■ Passage shown
During Q4 of 2024, the CometBFT team at Informal Systems has finalized the work on the Dynamic Optimal Graph (DOG) protocol. First announced earlier this year, DOG is a novel gossip protocol that represents a major step forward in transaction dissemination for CometBFT's mempool.
The Dynamic Optimal Graph (DOG) is a novel gossip protocol that represents a major improvement in transaction dissemination for CometBFT's mempool. Currently, mempool traffic comprises numerous duplicate messages, resulting in exponential bandwidth usage. Transaction messages account for nearly half of the total network traffic generated by CometBFT nodes. DOG reduces this bandwidth consumption significantly, with experiments showing a 2.5x reduction in traffic generated, reduction in missed blocks, and improved transaction confirmation latency.
Currently, in typical CometBFT-based networks, the mempool sub-system generates a large volume of duplicate messages when propagating transactions. DOG reduces this bandwidth consumption significantly, with experiments showing a 2.5x reduction in traffic generated, as illustrated by these metrics:
Testnet with 200 nodes and a transaction load of 500 tx/s during 15 minutes. On the left, the current mempool; on the right, with DOG enabled. The yellow line is the volume of transaction messages sent by nodes.
This substantial improvement is achieved through two key innovations:
A smart routing mechanism that selectively filters transactions before forwarding them to peers, reducing redundant transactions and improving bandwidth usage without compromising latency. Unlike "pull"-based gossip protocols, DOG avoids introducing additional communication steps or delays, thus maintaining (and even improving!) the low latency offered by the current protocol.
A closed-loop redundancy controller that ensures a minimum level of transaction redundancy, needed for preserving the network's resilience against malicious actors.
By optimizing how transactions are forwarded across the network, DOG not only reduces traffic but, as a side-effect, improves the overall system performance, enabling faster consensus and more efficient resource utilization.
In the following, we’ll dive into the details of how DOG compares to the current protocol, its inner workings, its key properties, and finally some results from our testnet experiments.
The current transaction dissemination protocol used in CometBFT's mempool, which we call Flood, has been in use since the early days of the project. Flood is a classic "push" gossip protocol. Its mechanism is simple but effective: whenever a node receives and adds a transaction to its mempool, it immediately forwards the transaction to all its peers, except for the peer from which it received the transaction.

■ Task 1
In the DOG protocol article, what share of the total network traffic generated by CometBFT nodes comes from transaction messages?
■ Task 2
Transcribe the section of the DOG protocol article that opens with the words containing "In the following, we’ll" and closes with "our testnet experiments.".

■ Information shown
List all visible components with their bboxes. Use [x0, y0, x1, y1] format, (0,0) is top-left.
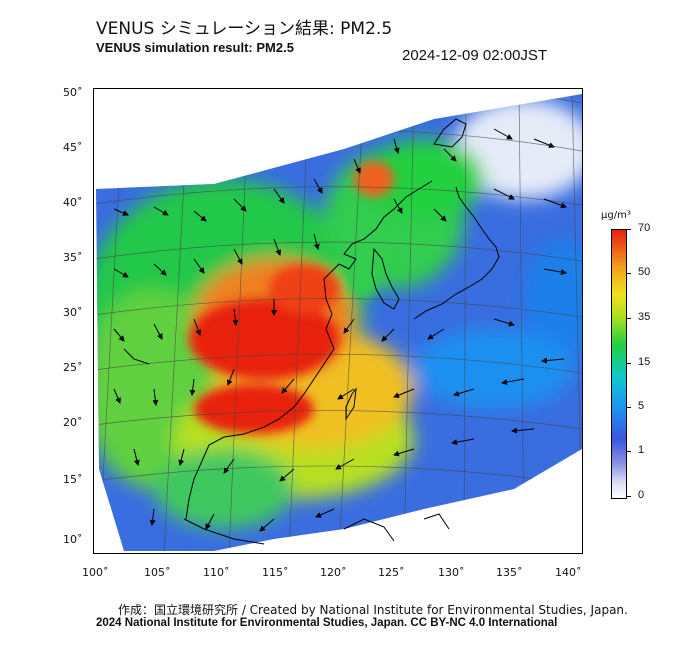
colorbar-tick-mark: [626, 407, 631, 408]
lon-tick-label: 100˚: [82, 566, 109, 579]
colorbar-tick-mark: [626, 229, 631, 230]
colorbar-tick-label: 35: [638, 311, 651, 323]
lat-tick-label: 25˚: [63, 361, 83, 374]
lon-tick-label: 120˚: [320, 566, 347, 579]
lat-tick-label: 35˚: [63, 251, 83, 264]
wind-vectors: [113, 128, 567, 532]
lat-tick-label: 50˚: [63, 86, 83, 99]
colorbar-tick-label: 0: [638, 489, 645, 501]
colorbar-tick-label: 70: [638, 222, 651, 234]
lat-tick-label: 15˚: [63, 473, 83, 486]
colorbar-tick-mark: [626, 318, 631, 319]
lon-tick-label: 115˚: [262, 566, 289, 579]
lon-tick-label: 105˚: [144, 566, 171, 579]
pm25-field: [96, 94, 582, 551]
colorbar-unit: μg/m³: [601, 210, 631, 221]
colorbar-tick-label: 5: [638, 400, 645, 412]
lat-tick-label: 30˚: [63, 306, 83, 319]
lat-tick-label: 45˚: [63, 141, 83, 154]
credit-license: 2024 National Institute for Environmenta…: [96, 617, 558, 629]
lat-tick-label: 20˚: [63, 416, 83, 429]
timestamp: 2024-12-09 02:00JST: [402, 47, 548, 64]
lat-tick-label: 40˚: [63, 196, 83, 209]
lon-tick-label: 110˚: [203, 566, 230, 579]
colorbar-tick-label: 50: [638, 266, 651, 278]
colorbar-tick-mark: [626, 363, 631, 364]
coastlines: [123, 118, 500, 545]
pm25-map: [93, 88, 583, 554]
lon-tick-label: 130˚: [438, 566, 465, 579]
colorbar-tick-mark: [626, 451, 631, 452]
title-japanese: VENUS シミュレーション結果: PM2.5: [96, 19, 393, 39]
colorbar-tick-label: 1: [638, 444, 645, 456]
colorbar-gradient: [611, 229, 627, 499]
colorbar-tick-label: 15: [638, 356, 651, 368]
title-english: VENUS simulation result: PM2.5: [96, 40, 294, 55]
colorbar-tick-mark: [626, 496, 631, 497]
lon-tick-label: 140˚: [555, 566, 582, 579]
lon-tick-label: 125˚: [378, 566, 405, 579]
colorbar-tick-mark: [626, 273, 631, 274]
lat-tick-label: 10˚: [63, 533, 83, 546]
credit-created-by: 作成：国立環境研究所 / Created by National Institu…: [118, 603, 628, 617]
map-svg: [96, 94, 582, 551]
lon-tick-label: 135˚: [496, 566, 523, 579]
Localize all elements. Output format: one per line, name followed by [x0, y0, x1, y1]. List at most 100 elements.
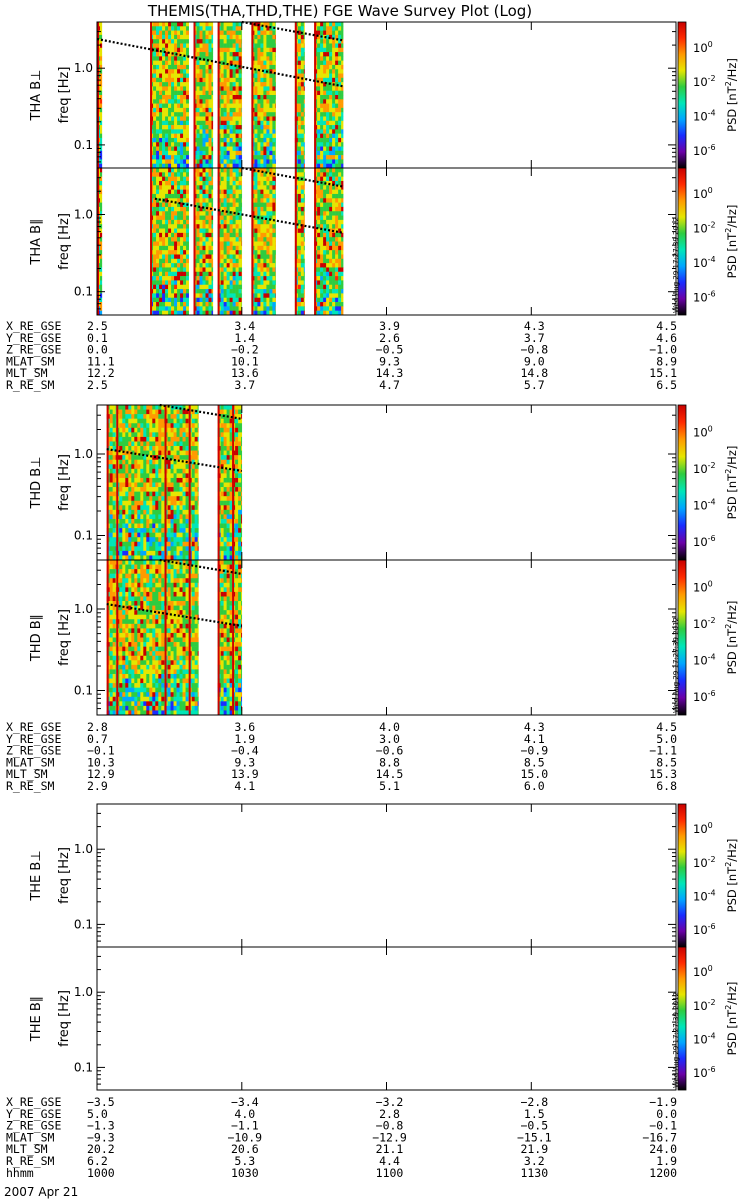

■ Correct output 1
Nearly half.

■ Correct output 2
In the following, we’ll dive into the details of how DOG compares to the current protocol, its inner workings, its key properties, and finally some results from our testnet experiments.